┌─ PROVIDED RECORDS

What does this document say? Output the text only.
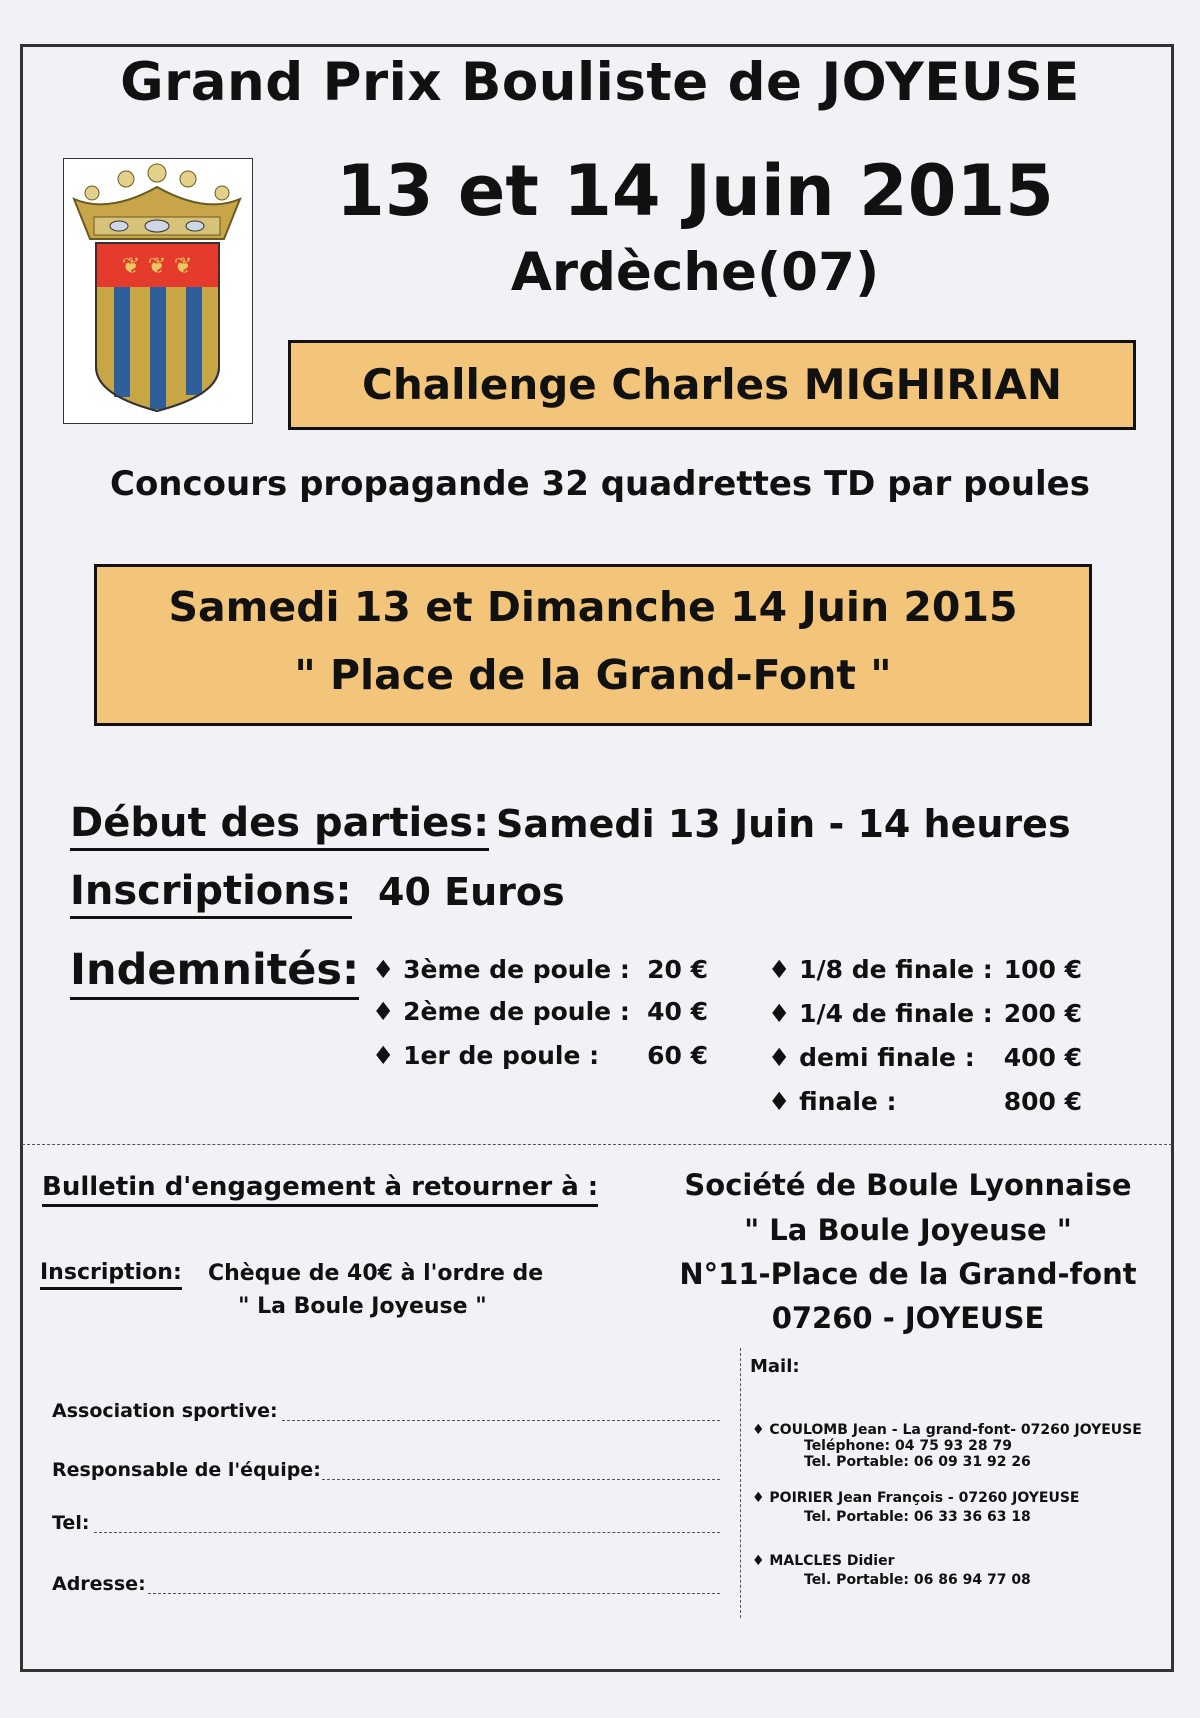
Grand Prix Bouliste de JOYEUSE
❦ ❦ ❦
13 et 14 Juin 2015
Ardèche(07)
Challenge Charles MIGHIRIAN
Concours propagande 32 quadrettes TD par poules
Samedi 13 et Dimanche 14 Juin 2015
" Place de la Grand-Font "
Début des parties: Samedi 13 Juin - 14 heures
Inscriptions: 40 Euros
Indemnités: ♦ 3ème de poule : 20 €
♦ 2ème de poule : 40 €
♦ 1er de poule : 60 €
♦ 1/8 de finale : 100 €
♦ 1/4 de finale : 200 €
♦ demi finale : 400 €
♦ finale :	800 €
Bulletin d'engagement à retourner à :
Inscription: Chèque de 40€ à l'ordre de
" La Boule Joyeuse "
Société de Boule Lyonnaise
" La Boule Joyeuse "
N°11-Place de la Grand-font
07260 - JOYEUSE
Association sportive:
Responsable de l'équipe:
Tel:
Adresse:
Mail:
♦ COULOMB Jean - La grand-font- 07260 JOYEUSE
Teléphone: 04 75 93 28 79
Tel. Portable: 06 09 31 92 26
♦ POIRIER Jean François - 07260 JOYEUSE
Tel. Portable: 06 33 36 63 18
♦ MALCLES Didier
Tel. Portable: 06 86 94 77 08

└─

Leave the pictures out and copy the rest of the data exactly.

What does this document say? Output the text only.
Grand Prix Bouliste de JOYEUSE
❦ ❦ ❦
13 et 14 Juin 2015
Ardèche(07)
Challenge Charles MIGHIRIAN
Concours propagande 32 quadrettes TD par poules
Samedi 13 et Dimanche 14 Juin 2015
" Place de la Grand-Font "
Début des parties: Samedi 13 Juin - 14 heures
Inscriptions: 40 Euros
Indemnités: ♦ 3ème de poule : 20 €
♦ 2ème de poule : 40 €
♦ 1er de poule : 60 €
♦ 1/8 de finale : 100 €
♦ 1/4 de finale : 200 €
♦ demi finale : 400 €
♦ finale :	800 €
Bulletin d'engagement à retourner à :
Inscription: Chèque de 40€ à l'ordre de
" La Boule Joyeuse "
Société de Boule Lyonnaise
" La Boule Joyeuse "
N°11-Place de la Grand-font
07260 - JOYEUSE
Association sportive:
Responsable de l'équipe:
Tel:
Adresse:
Mail:
♦ COULOMB Jean - La grand-font- 07260 JOYEUSE
Teléphone: 04 75 93 28 79
Tel. Portable: 06 09 31 92 26
♦ POIRIER Jean François - 07260 JOYEUSE
Tel. Portable: 06 33 36 63 18
♦ MALCLES Didier
Tel. Portable: 06 86 94 77 08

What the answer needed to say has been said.